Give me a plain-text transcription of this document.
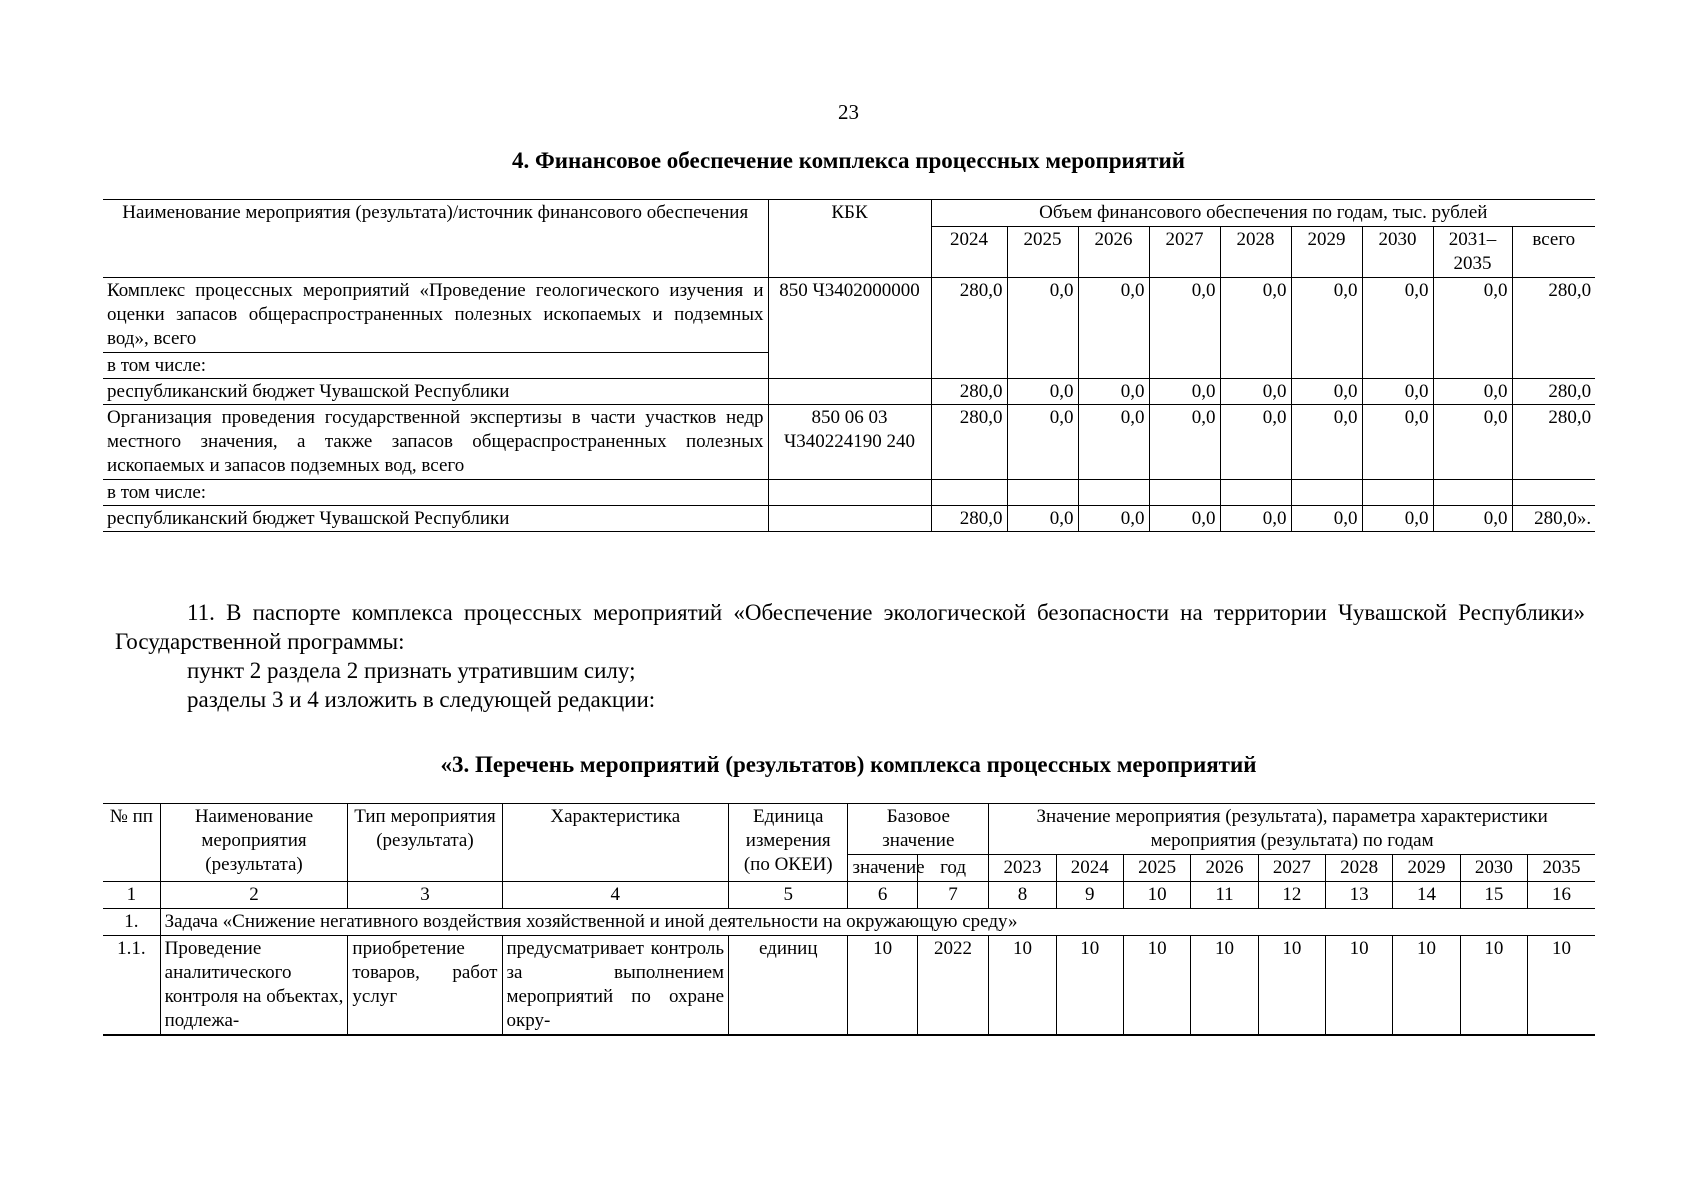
23
4. Финансовое обеспечение комплекса процессных мероприятий
Наименование мероприятия (результата)/источник финансового обеспечения	КБК	Объем финансового обеспечения по годам, тыс. рублей								
		2024	2025	2026	2027	2028	2029	2030	2031–2035	всего
Комплекс процессных мероприятий «Проведение геологического изучения и оценки запасов общераспространенных полезных ископаемых и подземных вод», всего	850 Ч3402000000	280,0	0,0	0,0	0,0	0,0	0,0	0,0	0,0	280,0
в том числе:										
республиканский бюджет Чувашской Республики		280,0	0,0	0,0	0,0	0,0	0,0	0,0	0,0	280,0
Организация проведения государственной экспертизы в части участков недр местного значения, а также запасов общераспространенных полезных ископаемых и запасов подземных вод, всего	850 06 03 Ч340224190 240	280,0	0,0	0,0	0,0	0,0	0,0	0,0	0,0	280,0
в том числе:										
республиканский бюджет Чувашской Республики		280,0	0,0	0,0	0,0	0,0	0,0	0,0	0,0	280,0».

11. В паспорте комплекса процессных мероприятий «Обеспечение экологической безопасности на территории Чувашской Республики» Государственной программы:

пункт 2 раздела 2 признать утратившим силу;

разделы 3 и 4 изложить в следующей редакции:

«3. Перечень мероприятий (результатов) комплекса процессных мероприятий
№ пп	Наименование мероприятия (результата)	Тип мероприятия (результата)	Характеристика	Единица измерения (по ОКЕИ)	Базовое значение		Значение мероприятия (результата), параметра характеристики мероприятия (результата) по годам								
					значение	год	2023	2024	2025	2026	2027	2028	2029	2030	2035
1	2	3	4	5	6	7	8	9	10	11	12	13	14	15	16
1.	Задача «Снижение негативного воздействия хозяйственной и иной деятельности на окружающую среду»														
1.1.	Проведение аналитического контроля на объектах, подлежа-	приобретение товаров, работ услуг	предусматривает контроль за выполнением мероприятий по охране окру-	единиц	10	2022	10	10	10	10	10	10	10	10	10
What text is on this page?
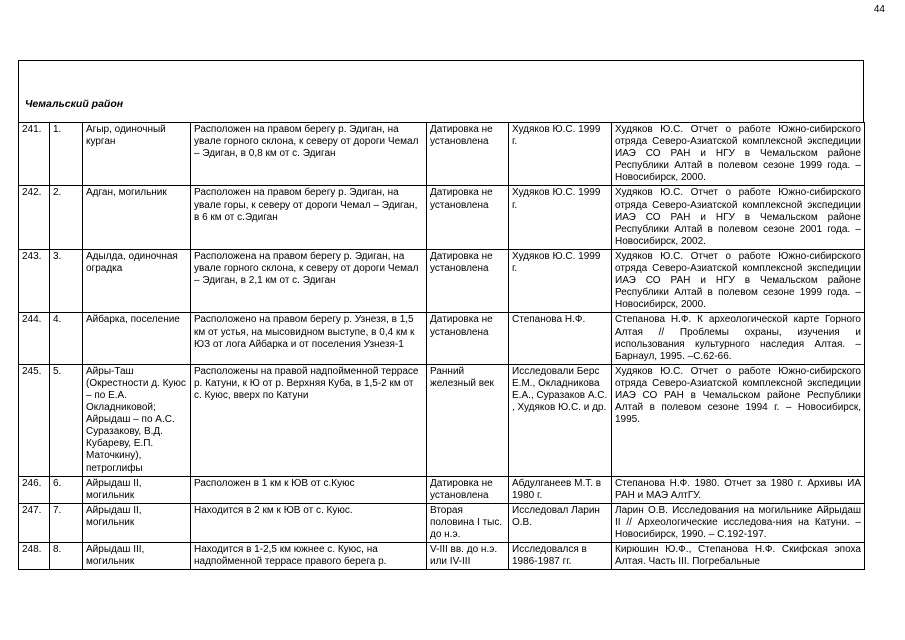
44
Чемальский район
241.	1.	Агыр, одиночный курган	Расположен на правом берегу р. Эдиган, на увале горного склона, к северу от дороги Чемал – Эдиган, в 0,8 км от с. Эдиган	Датировка не установлена	Худяков Ю.С. 1999 г.	Худяков Ю.С. Отчет о работе Южно-сибирского отряда Северо-Азиатской комплексной экспедиции ИАЭ СО РАН и НГУ в Чемальском районе Республики Алтай в полевом сезоне 1999 года. – Новосибирск, 2000.
242.	2.	Адган, могильник	Расположен на правом берегу р. Эдиган, на увале горы, к северу от дороги Чемал – Эдиган, в 6 км от с.Эдиган	Датировка не установлена	Худяков Ю.С. 1999 г.	Худяков Ю.С. Отчет о работе Южно-сибирского отряда Северо-Азиатской комплексной экспедиции ИАЭ СО РАН и НГУ в Чемальском районе Республики Алтай в полевом сезоне 2001 года. – Новосибирск, 2002.
243.	3.	Адылда, одиночная оградка	Расположена на правом берегу р. Эдиган, на увале горного склона, к северу от дороги Чемал – Эдиган, в 2,1 км от с. Эдиган	Датировка не установлена	Худяков Ю.С. 1999 г.	Худяков Ю.С. Отчет о работе Южно-сибирского отряда Северо-Азиатской комплексной экспедиции ИАЭ СО РАН и НГУ в Чемальском районе Республики Алтай в полевом сезоне 1999 года. – Новосибирск, 2000.
244.	4.	Айбарка, поселение	Расположено на правом берегу р. Узнезя, в 1,5 км от устья, на мысовидном выступе, в 0,4 км к ЮЗ от лога Айбарка и от поселения Узнезя-1	Датировка не установлена	Степанова Н.Ф.	Степанова Н.Ф. К археологической карте Горного Алтая // Проблемы охраны, изучения и использования культурного наследия Алтая. – Барнаул, 1995. –С.62-66.
245.	5.	Айры-Таш (Окрестности д. Куюс – по Е.А. Окладниковой; Айрыдаш – по А.С. Суразакову, В.Д. Кубареву, Е.П. Маточкину), петроглифы	Расположены на правой надпойменной террасе р. Катуни, к Ю от р. Верхняя Куба, в 1,5-2 км от с. Куюс, вверх по Катуни	Ранний железный век	Исследовали Берс Е.М., Окладникова Е.А., Суразаков А.С. , Худяков Ю.С. и др.	Худяков Ю.С. Отчет о работе Южно-сибирского отряда Северо-Азиатской комплексной экспедиции ИАЭ СО РАН в Чемальском районе Республики Алтай в полевом сезоне 1994 г. – Новосибирск, 1995.
246.	6.	Айрыдаш II, могильник	Расположен в 1 км к ЮВ от с.Куюс	Датировка не установлена	Абдулганеев М.Т. в 1980 г.	Степанова Н.Ф. 1980. Отчет за 1980 г. Архивы ИА РАН и МАЭ АлтГУ.
247.	7.	Айрыдаш II, могильник	Находится в 2 км к ЮВ от с. Куюс.	Вторая половина I тыс. до н.э.	Исследовал Ларин О.В.	Ларин О.В. Исследования на могильнике Айрыдаш II // Археологические исследова-ния на Катуни. –Новосибирск, 1990. – С.192-197.
248.	8.	Айрыдаш III, могильник	Находится в 1-2,5 км южнее с. Куюс, на надпойменной террасе правого берега р.	V-III вв. до н.э. или IV-III	Исследовался в 1986-1987 гг.	Кирюшин Ю.Ф., Степанова Н.Ф. Скифская эпоха Алтая. Часть III. Погребальные
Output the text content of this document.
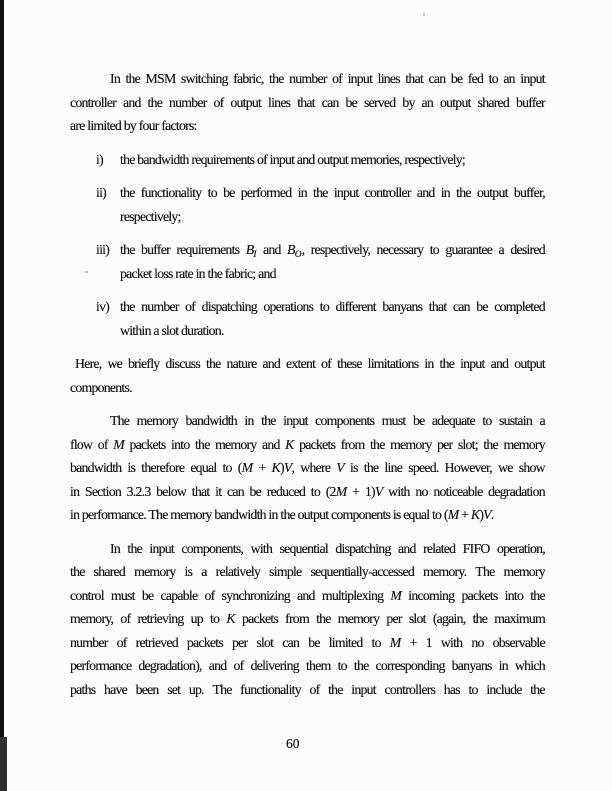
In the MSM switching fabric, the number of input lines that can be fed to an input
controller and the number of output lines that can be served by an output shared buffer
are limited by four factors:
i) the bandwidth requirements of input and output memories, respectively;
ii) the functionality to be performed in the input controller and in the output buffer,
respectively;
iii) the buffer requirements $B_I$ and $B_O$, respectively, necessary to guarantee a desired
packet loss rate in the fabric; and
iv) the number of dispatching operations to different banyans that can be completed
within a slot duration.
Here, we briefly discuss the nature and extent of these limitations in the input and output
components.
The memory bandwidth in the input components must be adequate to sustain a
flow of M packets into the memory and K packets from the memory per slot; the memory
bandwidth is therefore equal to (M + K)V, where V is the line speed. However, we show
in Section 3.2.3 below that it can be reduced to (2M + 1)V with no noticeable degradation
in performance. The memory bandwidth in the output components is equal to (M + K)V.
In the input components, with sequential dispatching and related FIFO operation,
the shared memory is a relatively simple sequentially-accessed memory. The memory
control must be capable of synchronizing and multiplexing M incoming packets into the
memory, of retrieving up to K packets from the memory per slot (again, the maximum
number of retrieved packets per slot can be limited to M + 1 with no observable
performance degradation), and of delivering them to the corresponding banyans in which
paths have been set up. The functionality of the input controllers has to include the
60
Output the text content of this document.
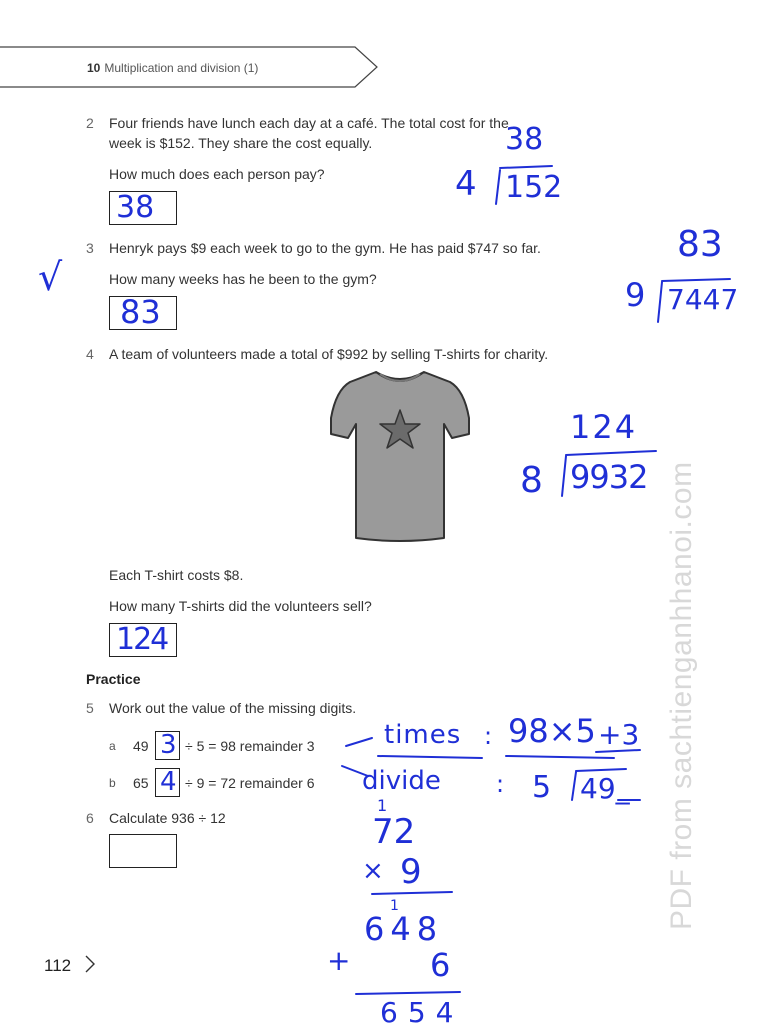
10 Multiplication and division (1)
2 Four friends have lunch each day at a café. The total cost for the
week is $152. They share the cost equally.
How much does each person pay?
38
38
4 152
3 Henryk pays $9 each week to go to the gym. He has paid $747 so far.
How many weeks has he been to the gym?
83
√
83
9 7447
4 A team of volunteers made a total of $992 by selling T-shirts for charity.
Each T-shirt costs $8.
How many T-shirts did the volunteers sell?
124
124
8 9932
Practice
5 Work out the value of the missing digits.
a 49 3 ÷ 5 = 98 remainder 3
b 65 4 ÷ 9 = 72 remainder 6
times : 98×5 +3
divide : 5 49_
6 Calculate 936 ÷ 12
1
72
× 9
1
648
+ 6
654
PDF from sachtienganhhanoi.com
112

------------------------------------

## [GIVEN REQUEST]
Excluding the pictures, reproduce every entry exactly as given.

## [THE RESPONSE]
Give me a plain-text transcription of this document.
23
4. Финансовое обеспечение комплекса процессных мероприятий
Наименование мероприятия (результата)/источник финансового обеспечения	КБК	Объем финансового обеспечения по годам, тыс. рублей								
		2024	2025	2026	2027	2028	2029	2030	2031–2035	всего
Комплекс процессных мероприятий «Проведение геологического изучения и оценки запасов общераспространенных полезных ископаемых и подземных вод», всего	850 Ч3402000000	280,0	0,0	0,0	0,0	0,0	0,0	0,0	0,0	280,0
в том числе:										
республиканский бюджет Чувашской Республики		280,0	0,0	0,0	0,0	0,0	0,0	0,0	0,0	280,0
Организация проведения государственной экспертизы в части участков недр местного значения, а также запасов общераспространенных полезных ископаемых и запасов подземных вод, всего	850 06 03 Ч340224190 240	280,0	0,0	0,0	0,0	0,0	0,0	0,0	0,0	280,0
в том числе:										
республиканский бюджет Чувашской Республики		280,0	0,0	0,0	0,0	0,0	0,0	0,0	0,0	280,0».

11. В паспорте комплекса процессных мероприятий «Обеспечение экологической безопасности на территории Чувашской Республики» Государственной программы:

пункт 2 раздела 2 признать утратившим силу;

разделы 3 и 4 изложить в следующей редакции:

«3. Перечень мероприятий (результатов) комплекса процессных мероприятий
№ пп	Наименование мероприятия (результата)	Тип мероприятия (результата)	Характеристика	Единица измерения (по ОКЕИ)	Базовое значение		Значение мероприятия (результата), параметра характеристики мероприятия (результата) по годам								
					значение	год	2023	2024	2025	2026	2027	2028	2029	2030	2035
1	2	3	4	5	6	7	8	9	10	11	12	13	14	15	16
1.	Задача «Снижение негативного воздействия хозяйственной и иной деятельности на окружающую среду»														
1.1.	Проведение аналитического контроля на объектах, подлежа-	приобретение товаров, работ услуг	предусматривает контроль за выполнением мероприятий по охране окру-	единиц	10	2022	10	10	10	10	10	10	10	10	10
What text is on this page?
44
Чемальский район
241.	1.	Агыр, одиночный курган	Расположен на правом берегу р. Эдиган, на увале горного склона, к северу от дороги Чемал – Эдиган, в 0,8 км от с. Эдиган	Датировка не установлена	Худяков Ю.С. 1999 г.	Худяков Ю.С. Отчет о работе Южно-сибирского отряда Северо-Азиатской комплексной экспедиции ИАЭ СО РАН и НГУ в Чемальском районе Республики Алтай в полевом сезоне 1999 года. – Новосибирск, 2000.
242.	2.	Адган, могильник	Расположен на правом берегу р. Эдиган, на увале горы, к северу от дороги Чемал – Эдиган, в 6 км от с.Эдиган	Датировка не установлена	Худяков Ю.С. 1999 г.	Худяков Ю.С. Отчет о работе Южно-сибирского отряда Северо-Азиатской комплексной экспедиции ИАЭ СО РАН и НГУ в Чемальском районе Республики Алтай в полевом сезоне 2001 года. – Новосибирск, 2002.
243.	3.	Адылда, одиночная оградка	Расположена на правом берегу р. Эдиган, на увале горного склона, к северу от дороги Чемал – Эдиган, в 2,1 км от с. Эдиган	Датировка не установлена	Худяков Ю.С. 1999 г.	Худяков Ю.С. Отчет о работе Южно-сибирского отряда Северо-Азиатской комплексной экспедиции ИАЭ СО РАН и НГУ в Чемальском районе Республики Алтай в полевом сезоне 1999 года. – Новосибирск, 2000.
244.	4.	Айбарка, поселение	Расположено на правом берегу р. Узнезя, в 1,5 км от устья, на мысовидном выступе, в 0,4 км к ЮЗ от лога Айбарка и от поселения Узнезя-1	Датировка не установлена	Степанова Н.Ф.	Степанова Н.Ф. К археологической карте Горного Алтая // Проблемы охраны, изучения и использования культурного наследия Алтая. – Барнаул, 1995. –С.62-66.
245.	5.	Айры-Таш (Окрестности д. Куюс – по Е.А. Окладниковой; Айрыдаш – по А.С. Суразакову, В.Д. Кубареву, Е.П. Маточкину), петроглифы	Расположены на правой надпойменной террасе р. Катуни, к Ю от р. Верхняя Куба, в 1,5-2 км от с. Куюс, вверх по Катуни	Ранний железный век	Исследовали Берс Е.М., Окладникова Е.А., Суразаков А.С. , Худяков Ю.С. и др.	Худяков Ю.С. Отчет о работе Южно-сибирского отряда Северо-Азиатской комплексной экспедиции ИАЭ СО РАН в Чемальском районе Республики Алтай в полевом сезоне 1994 г. – Новосибирск, 1995.
246.	6.	Айрыдаш II, могильник	Расположен в 1 км к ЮВ от с.Куюс	Датировка не установлена	Абдулганеев М.Т. в 1980 г.	Степанова Н.Ф. 1980. Отчет за 1980 г. Архивы ИА РАН и МАЭ АлтГУ.
247.	7.	Айрыдаш II, могильник	Находится в 2 км к ЮВ от с. Куюс.	Вторая половина I тыс. до н.э.	Исследовал Ларин О.В.	Ларин О.В. Исследования на могильнике Айрыдаш II // Археологические исследова-ния на Катуни. –Новосибирск, 1990. – С.192-197.
248.	8.	Айрыдаш III, могильник	Находится в 1-2,5 км южнее с. Куюс, на надпойменной террасе правого берега р.	V-III вв. до н.э. или IV-III	Исследовался в 1986-1987 гг.	Кирюшин Ю.Ф., Степанова Н.Ф. Скифская эпоха Алтая. Часть III. Погребальные
Output the text content of this document.
In the MSM switching fabric, the number of input lines that can be fed to an input
controller and the number of output lines that can be served by an output shared buffer
are limited by four factors:
i) the bandwidth requirements of input and output memories, respectively;
ii) the functionality to be performed in the input controller and in the output buffer,
respectively;
iii) the buffer requirements $B_I$ and $B_O$, respectively, necessary to guarantee a desired
packet loss rate in the fabric; and
iv) the number of dispatching operations to different banyans that can be completed
within a slot duration.
Here, we briefly discuss the nature and extent of these limitations in the input and output
components.
The memory bandwidth in the input components must be adequate to sustain a
flow of M packets into the memory and K packets from the memory per slot; the memory
bandwidth is therefore equal to (M + K)V, where V is the line speed. However, we show
in Section 3.2.3 below that it can be reduced to (2M + 1)V with no noticeable degradation
in performance. The memory bandwidth in the output components is equal to (M + K)V.
In the input components, with sequential dispatching and related FIFO operation,
the shared memory is a relatively simple sequentially-accessed memory. The memory
control must be capable of synchronizing and multiplexing M incoming packets into the
memory, of retrieving up to K packets from the memory per slot (again, the maximum
number of retrieved packets per slot can be limited to M + 1 with no observable
performance degradation), and of delivering them to the corresponding banyans in which
paths have been set up. The functionality of the input controllers has to include the
60
Output the text content of this document.
10 Multiplication and division (1)
2 Four friends have lunch each day at a café. The total cost for the
week is $152. They share the cost equally.
How much does each person pay?
38
38
4 152
3 Henryk pays $9 each week to go to the gym. He has paid $747 so far.
How many weeks has he been to the gym?
83
√
83
9 7447
4 A team of volunteers made a total of $992 by selling T-shirts for charity.
Each T-shirt costs $8.
How many T-shirts did the volunteers sell?
124
124
8 9932
Practice
5 Work out the value of the missing digits.
a 49 3 ÷ 5 = 98 remainder 3
b 65 4 ÷ 9 = 72 remainder 6
times : 98×5 +3
divide : 5 49_
6 Calculate 936 ÷ 12
1
72
× 9
1
648
+ 6
654
PDF from sachtienganhhanoi.com
112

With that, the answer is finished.